_Given instruction_. Repeat, without any change, the entries presented below.

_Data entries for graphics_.
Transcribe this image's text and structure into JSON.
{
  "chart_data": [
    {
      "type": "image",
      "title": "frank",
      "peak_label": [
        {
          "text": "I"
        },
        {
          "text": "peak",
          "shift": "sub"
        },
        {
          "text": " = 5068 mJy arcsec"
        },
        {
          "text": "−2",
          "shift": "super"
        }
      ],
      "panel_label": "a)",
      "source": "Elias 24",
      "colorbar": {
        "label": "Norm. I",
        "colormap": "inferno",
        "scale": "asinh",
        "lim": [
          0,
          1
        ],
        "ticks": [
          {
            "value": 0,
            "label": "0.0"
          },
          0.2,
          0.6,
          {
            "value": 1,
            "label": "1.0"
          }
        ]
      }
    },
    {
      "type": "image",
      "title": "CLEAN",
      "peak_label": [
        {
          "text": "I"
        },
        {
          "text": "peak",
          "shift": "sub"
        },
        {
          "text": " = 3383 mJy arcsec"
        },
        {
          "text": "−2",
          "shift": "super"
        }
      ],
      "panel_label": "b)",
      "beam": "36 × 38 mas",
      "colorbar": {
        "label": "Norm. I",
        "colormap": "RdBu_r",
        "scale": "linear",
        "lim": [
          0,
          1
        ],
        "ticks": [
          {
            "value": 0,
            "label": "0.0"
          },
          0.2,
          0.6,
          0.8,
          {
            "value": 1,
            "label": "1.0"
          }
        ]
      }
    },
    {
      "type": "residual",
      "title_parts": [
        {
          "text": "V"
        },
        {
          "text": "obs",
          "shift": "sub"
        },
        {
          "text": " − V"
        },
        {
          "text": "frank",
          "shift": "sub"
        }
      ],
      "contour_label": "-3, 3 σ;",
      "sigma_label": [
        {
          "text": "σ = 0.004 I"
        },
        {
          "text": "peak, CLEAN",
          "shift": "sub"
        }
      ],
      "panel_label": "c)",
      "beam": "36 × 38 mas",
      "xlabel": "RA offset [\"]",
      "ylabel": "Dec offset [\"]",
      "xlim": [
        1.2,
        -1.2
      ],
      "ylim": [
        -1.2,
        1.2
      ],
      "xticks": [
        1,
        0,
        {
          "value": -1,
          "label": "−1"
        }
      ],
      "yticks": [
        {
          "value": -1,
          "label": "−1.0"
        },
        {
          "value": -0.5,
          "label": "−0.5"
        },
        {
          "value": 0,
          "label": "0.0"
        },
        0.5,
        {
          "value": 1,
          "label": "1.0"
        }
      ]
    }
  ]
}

_Task result_.
Transcribe this image's text and structure into JSON.
{
  "chart_data": [
    {
      "type": "image",
      "title": "frank",
      "peak_label": [
        {
          "text": "I"
        },
        {
          "text": "peak",
          "shift": "sub"
        },
        {
          "text": " = 5068 mJy arcsec"
        },
        {
          "text": "−2",
          "shift": "super"
        }
      ],
      "panel_label": "a)",
      "source": "Elias 24",
      "colorbar": {
        "label": "Norm. I",
        "colormap": "inferno",
        "scale": "asinh",
        "lim": [
          0,
          1
        ],
        "ticks": [
          {
            "value": 0,
            "label": "0.0"
          },
          0.2,
          0.6,
          {
            "value": 1,
            "label": "1.0"
          }
        ]
      }
    },
    {
      "type": "image",
      "title": "CLEAN",
      "peak_label": [
        {
          "text": "I"
        },
        {
          "text": "peak",
          "shift": "sub"
        },
        {
          "text": " = 3383 mJy arcsec"
        },
        {
          "text": "−2",
          "shift": "super"
        }
      ],
      "panel_label": "b)",
      "beam": "36 × 38 mas",
      "colorbar": {
        "label": "Norm. I",
        "colormap": "RdBu_r",
        "scale": "linear",
        "lim": [
          0,
          1
        ],
        "ticks": [
          {
            "value": 0,
            "label": "0.0"
          },
          0.2,
          0.6,
          0.8,
          {
            "value": 1,
            "label": "1.0"
          }
        ]
      }
    },
    {
      "type": "residual",
      "title_parts": [
        {
          "text": "V"
        },
        {
          "text": "obs",
          "shift": "sub"
        },
        {
          "text": " − V"
        },
        {
          "text": "frank",
          "shift": "sub"
        }
      ],
      "contour_label": "-3, 3 σ;",
      "sigma_label": [
        {
          "text": "σ = 0.004 I"
        },
        {
          "text": "peak, CLEAN",
          "shift": "sub"
        }
      ],
      "panel_label": "c)",
      "beam": "36 × 38 mas",
      "xlabel": "RA offset [\"]",
      "ylabel": "Dec offset [\"]",
      "xlim": [
        1.2,
        -1.2
      ],
      "ylim": [
        -1.2,
        1.2
      ],
      "xticks": [
        1,
        0,
        {
          "value": -1,
          "label": "−1"
        }
      ],
      "yticks": [
        {
          "value": -1,
          "label": "−1.0"
        },
        {
          "value": -0.5,
          "label": "−0.5"
        },
        {
          "value": 0,
          "label": "0.0"
        },
        0.5,
        {
          "value": 1,
          "label": "1.0"
        }
      ]
    }
  ]
}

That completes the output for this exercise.